----- Entries provided -----

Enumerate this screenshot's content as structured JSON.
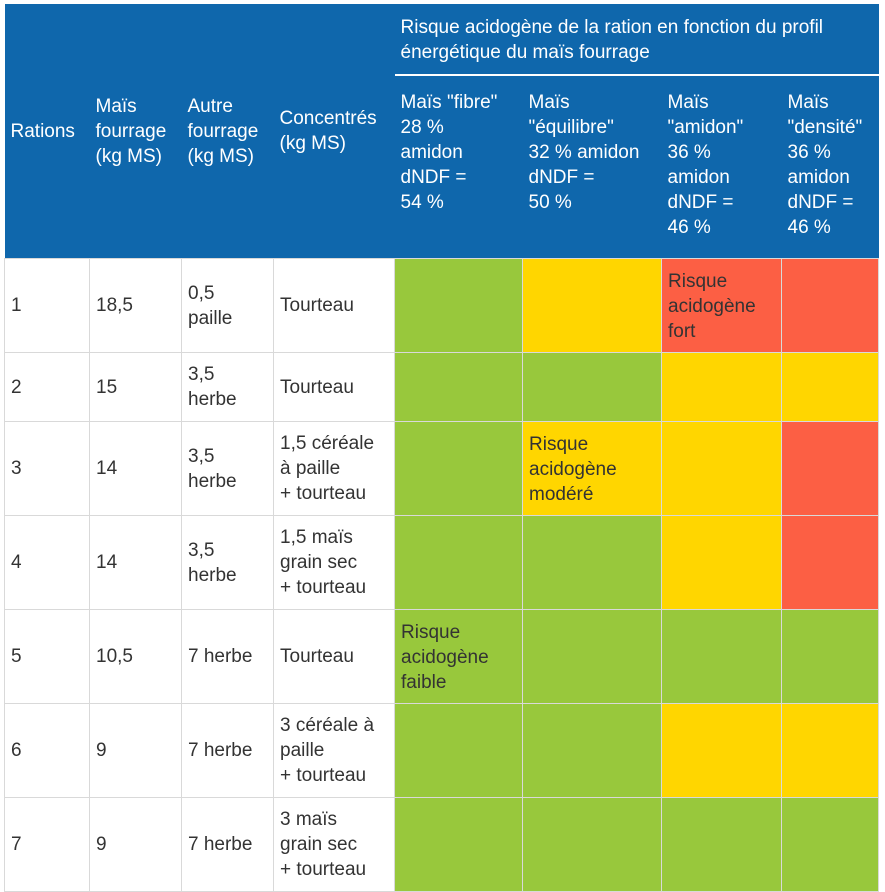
{
  "header": {
    "col_rations": "Rations",
    "col_mais": [
      "Maïs",
      "fourrage",
      "(kg MS)"
    ],
    "col_autre": [
      "Autre",
      "fourrage",
      "(kg MS)"
    ],
    "col_concentres": [
      "Concentrés",
      "(kg MS)"
    ],
    "group_title": [
      "Risque acidogène de la ration en fonction du profil",
      "énergétique du maïs fourrage"
    ],
    "profiles": [
      [
        "Maïs \"fibre\"",
        "28 %",
        "amidon",
        "dNDF =",
        "54 %"
      ],
      [
        "Maïs",
        "\"équilibre\"",
        "32 % amidon",
        "dNDF =",
        "50 %"
      ],
      [
        "Maïs",
        "\"amidon\"",
        "36 %",
        "amidon",
        "dNDF =",
        "46 %"
      ],
      [
        "Maïs",
        "\"densité\"",
        "36 %",
        "amidon",
        "dNDF =",
        "46 %"
      ]
    ]
  },
  "colors": {
    "green": "#98c83c",
    "yellow": "#ffd600",
    "red": "#fc5f44",
    "header": "#0f67ac"
  },
  "rows": [
    {
      "ration": "1",
      "mais": "18,5",
      "autre": [
        "0,5",
        "paille"
      ],
      "concentres": [
        "Tourteau"
      ],
      "risk": [
        "green",
        "yellow",
        "red",
        "red"
      ],
      "labels": [
        null,
        null,
        [
          "Risque",
          "acidogène",
          "fort"
        ],
        null
      ]
    },
    {
      "ration": "2",
      "mais": "15",
      "autre": [
        "3,5",
        "herbe"
      ],
      "concentres": [
        "Tourteau"
      ],
      "risk": [
        "green",
        "green",
        "yellow",
        "yellow"
      ],
      "labels": [
        null,
        null,
        null,
        null
      ]
    },
    {
      "ration": "3",
      "mais": "14",
      "autre": [
        "3,5",
        "herbe"
      ],
      "concentres": [
        "1,5 céréale",
        "à paille",
        "+ tourteau"
      ],
      "risk": [
        "green",
        "yellow",
        "yellow",
        "red"
      ],
      "labels": [
        null,
        [
          "Risque",
          "acidogène",
          "modéré"
        ],
        null,
        null
      ]
    },
    {
      "ration": "4",
      "mais": "14",
      "autre": [
        "3,5",
        "herbe"
      ],
      "concentres": [
        "1,5 maïs",
        "grain sec",
        "+ tourteau"
      ],
      "risk": [
        "green",
        "green",
        "yellow",
        "red"
      ],
      "labels": [
        null,
        null,
        null,
        null
      ]
    },
    {
      "ration": "5",
      "mais": "10,5",
      "autre": [
        "7 herbe"
      ],
      "concentres": [
        "Tourteau"
      ],
      "risk": [
        "green",
        "green",
        "green",
        "green"
      ],
      "labels": [
        [
          "Risque",
          "acidogène",
          "faible"
        ],
        null,
        null,
        null
      ]
    },
    {
      "ration": "6",
      "mais": "9",
      "autre": [
        "7 herbe"
      ],
      "concentres": [
        "3 céréale à",
        "paille",
        "+ tourteau"
      ],
      "risk": [
        "green",
        "green",
        "yellow",
        "yellow"
      ],
      "labels": [
        null,
        null,
        null,
        null
      ]
    },
    {
      "ration": "7",
      "mais": "9",
      "autre": [
        "7 herbe"
      ],
      "concentres": [
        "3 maïs",
        "grain sec",
        "+ tourteau"
      ],
      "risk": [
        "green",
        "green",
        "green",
        "green"
      ],
      "labels": [
        null,
        null,
        null,
        null
      ]
    }
  ]
}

-----

Written problem:
Print each of the records above exactly as written, leaving no picture in the copy.

Solution to the problem:
Enumerate this screenshot's content as structured JSON.
{
  "header": {
    "col_rations": "Rations",
    "col_mais": [
      "Maïs",
      "fourrage",
      "(kg MS)"
    ],
    "col_autre": [
      "Autre",
      "fourrage",
      "(kg MS)"
    ],
    "col_concentres": [
      "Concentrés",
      "(kg MS)"
    ],
    "group_title": [
      "Risque acidogène de la ration en fonction du profil",
      "énergétique du maïs fourrage"
    ],
    "profiles": [
      [
        "Maïs \"fibre\"",
        "28 %",
        "amidon",
        "dNDF =",
        "54 %"
      ],
      [
        "Maïs",
        "\"équilibre\"",
        "32 % amidon",
        "dNDF =",
        "50 %"
      ],
      [
        "Maïs",
        "\"amidon\"",
        "36 %",
        "amidon",
        "dNDF =",
        "46 %"
      ],
      [
        "Maïs",
        "\"densité\"",
        "36 %",
        "amidon",
        "dNDF =",
        "46 %"
      ]
    ]
  },
  "colors": {
    "green": "#98c83c",
    "yellow": "#ffd600",
    "red": "#fc5f44",
    "header": "#0f67ac"
  },
  "rows": [
    {
      "ration": "1",
      "mais": "18,5",
      "autre": [
        "0,5",
        "paille"
      ],
      "concentres": [
        "Tourteau"
      ],
      "risk": [
        "green",
        "yellow",
        "red",
        "red"
      ],
      "labels": [
        null,
        null,
        [
          "Risque",
          "acidogène",
          "fort"
        ],
        null
      ]
    },
    {
      "ration": "2",
      "mais": "15",
      "autre": [
        "3,5",
        "herbe"
      ],
      "concentres": [
        "Tourteau"
      ],
      "risk": [
        "green",
        "green",
        "yellow",
        "yellow"
      ],
      "labels": [
        null,
        null,
        null,
        null
      ]
    },
    {
      "ration": "3",
      "mais": "14",
      "autre": [
        "3,5",
        "herbe"
      ],
      "concentres": [
        "1,5 céréale",
        "à paille",
        "+ tourteau"
      ],
      "risk": [
        "green",
        "yellow",
        "yellow",
        "red"
      ],
      "labels": [
        null,
        [
          "Risque",
          "acidogène",
          "modéré"
        ],
        null,
        null
      ]
    },
    {
      "ration": "4",
      "mais": "14",
      "autre": [
        "3,5",
        "herbe"
      ],
      "concentres": [
        "1,5 maïs",
        "grain sec",
        "+ tourteau"
      ],
      "risk": [
        "green",
        "green",
        "yellow",
        "red"
      ],
      "labels": [
        null,
        null,
        null,
        null
      ]
    },
    {
      "ration": "5",
      "mais": "10,5",
      "autre": [
        "7 herbe"
      ],
      "concentres": [
        "Tourteau"
      ],
      "risk": [
        "green",
        "green",
        "green",
        "green"
      ],
      "labels": [
        [
          "Risque",
          "acidogène",
          "faible"
        ],
        null,
        null,
        null
      ]
    },
    {
      "ration": "6",
      "mais": "9",
      "autre": [
        "7 herbe"
      ],
      "concentres": [
        "3 céréale à",
        "paille",
        "+ tourteau"
      ],
      "risk": [
        "green",
        "green",
        "yellow",
        "yellow"
      ],
      "labels": [
        null,
        null,
        null,
        null
      ]
    },
    {
      "ration": "7",
      "mais": "9",
      "autre": [
        "7 herbe"
      ],
      "concentres": [
        "3 maïs",
        "grain sec",
        "+ tourteau"
      ],
      "risk": [
        "green",
        "green",
        "green",
        "green"
      ],
      "labels": [
        null,
        null,
        null,
        null
      ]
    }
  ]
}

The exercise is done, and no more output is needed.